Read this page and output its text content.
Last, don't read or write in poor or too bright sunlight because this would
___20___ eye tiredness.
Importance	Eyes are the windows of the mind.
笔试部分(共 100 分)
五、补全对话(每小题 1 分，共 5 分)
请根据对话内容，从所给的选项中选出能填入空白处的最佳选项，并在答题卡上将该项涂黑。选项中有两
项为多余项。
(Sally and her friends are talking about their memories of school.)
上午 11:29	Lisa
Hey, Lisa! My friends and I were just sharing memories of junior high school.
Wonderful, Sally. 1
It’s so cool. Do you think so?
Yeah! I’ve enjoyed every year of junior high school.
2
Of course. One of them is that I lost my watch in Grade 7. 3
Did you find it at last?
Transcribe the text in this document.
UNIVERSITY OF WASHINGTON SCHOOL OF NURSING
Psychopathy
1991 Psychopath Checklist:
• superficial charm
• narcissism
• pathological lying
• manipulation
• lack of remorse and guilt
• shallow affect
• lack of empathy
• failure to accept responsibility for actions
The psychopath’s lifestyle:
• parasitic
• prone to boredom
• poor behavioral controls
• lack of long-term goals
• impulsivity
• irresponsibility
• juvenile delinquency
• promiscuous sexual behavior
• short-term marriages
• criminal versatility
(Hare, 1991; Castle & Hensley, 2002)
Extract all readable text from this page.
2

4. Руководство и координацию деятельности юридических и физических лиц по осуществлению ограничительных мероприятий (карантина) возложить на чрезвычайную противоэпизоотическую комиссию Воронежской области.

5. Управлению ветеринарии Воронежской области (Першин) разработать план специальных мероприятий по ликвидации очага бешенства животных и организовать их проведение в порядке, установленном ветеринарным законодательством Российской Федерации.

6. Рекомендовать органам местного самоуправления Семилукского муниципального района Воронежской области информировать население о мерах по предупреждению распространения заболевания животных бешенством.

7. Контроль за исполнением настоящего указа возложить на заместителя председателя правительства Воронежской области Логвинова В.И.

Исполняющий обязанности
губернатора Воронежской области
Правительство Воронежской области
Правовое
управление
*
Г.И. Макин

■ Exercise goal
Please reproduce the entire listing, exactly as shown.

■ Correct result
Read this page and output its text content.
Last, don't read or write in poor or too bright sunlight because this would
___20___ eye tiredness.
Importance	Eyes are the windows of the mind.
笔试部分(共 100 分)
五、补全对话(每小题 1 分，共 5 分)
请根据对话内容，从所给的选项中选出能填入空白处的最佳选项，并在答题卡上将该项涂黑。选项中有两
项为多余项。
(Sally and her friends are talking about their memories of school.)
上午 11:29	Lisa
Hey, Lisa! My friends and I were just sharing memories of junior high school.
Wonderful, Sally. 1
It’s so cool. Do you think so?
Yeah! I’ve enjoyed every year of junior high school.
2
Of course. One of them is that I lost my watch in Grade 7. 3
Did you find it at last?
Transcribe the text in this document.
UNIVERSITY OF WASHINGTON SCHOOL OF NURSING
Psychopathy
1991 Psychopath Checklist:
• superficial charm
• narcissism
• pathological lying
• manipulation
• lack of remorse and guilt
• shallow affect
• lack of empathy
• failure to accept responsibility for actions
The psychopath’s lifestyle:
• parasitic
• prone to boredom
• poor behavioral controls
• lack of long-term goals
• impulsivity
• irresponsibility
• juvenile delinquency
• promiscuous sexual behavior
• short-term marriages
• criminal versatility
(Hare, 1991; Castle & Hensley, 2002)
Extract all readable text from this page.
2

4. Руководство и координацию деятельности юридических и физических лиц по осуществлению ограничительных мероприятий (карантина) возложить на чрезвычайную противоэпизоотическую комиссию Воронежской области.

5. Управлению ветеринарии Воронежской области (Першин) разработать план специальных мероприятий по ликвидации очага бешенства животных и организовать их проведение в порядке, установленном ветеринарным законодательством Российской Федерации.

6. Рекомендовать органам местного самоуправления Семилукского муниципального района Воронежской области информировать население о мерах по предупреждению распространения заболевания животных бешенством.

7. Контроль за исполнением настоящего указа возложить на заместителя председателя правительства Воронежской области Логвинова В.И.

Исполняющий обязанности
губернатора Воронежской области
Правительство Воронежской области
Правовое
управление
*
Г.И. Макин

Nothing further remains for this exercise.